--- Data to use ---
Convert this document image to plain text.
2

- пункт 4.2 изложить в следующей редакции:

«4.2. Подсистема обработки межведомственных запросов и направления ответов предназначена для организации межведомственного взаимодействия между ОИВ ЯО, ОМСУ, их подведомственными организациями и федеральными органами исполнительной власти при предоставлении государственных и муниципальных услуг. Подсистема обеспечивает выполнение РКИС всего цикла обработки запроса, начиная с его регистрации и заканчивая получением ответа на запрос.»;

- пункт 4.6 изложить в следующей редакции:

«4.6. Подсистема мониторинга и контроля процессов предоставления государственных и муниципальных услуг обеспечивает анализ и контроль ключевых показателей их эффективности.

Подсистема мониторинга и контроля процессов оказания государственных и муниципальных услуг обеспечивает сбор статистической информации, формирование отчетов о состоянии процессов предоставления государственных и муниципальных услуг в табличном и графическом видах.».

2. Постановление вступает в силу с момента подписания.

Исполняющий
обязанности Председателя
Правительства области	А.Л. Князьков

--- Goal ---
Using the listing above, retype each line exactly.

--- Task answer ---
Convert this document image to plain text.
2

- пункт 4.2 изложить в следующей редакции:

«4.2. Подсистема обработки межведомственных запросов и направления ответов предназначена для организации межведомственного взаимодействия между ОИВ ЯО, ОМСУ, их подведомственными организациями и федеральными органами исполнительной власти при предоставлении государственных и муниципальных услуг. Подсистема обеспечивает выполнение РКИС всего цикла обработки запроса, начиная с его регистрации и заканчивая получением ответа на запрос.»;

- пункт 4.6 изложить в следующей редакции:

«4.6. Подсистема мониторинга и контроля процессов предоставления государственных и муниципальных услуг обеспечивает анализ и контроль ключевых показателей их эффективности.

Подсистема мониторинга и контроля процессов оказания государственных и муниципальных услуг обеспечивает сбор статистической информации, формирование отчетов о состоянии процессов предоставления государственных и муниципальных услуг в табличном и графическом видах.».

2. Постановление вступает в силу с момента подписания.

Исполняющий
обязанности Председателя
Правительства области	А.Л. Князьков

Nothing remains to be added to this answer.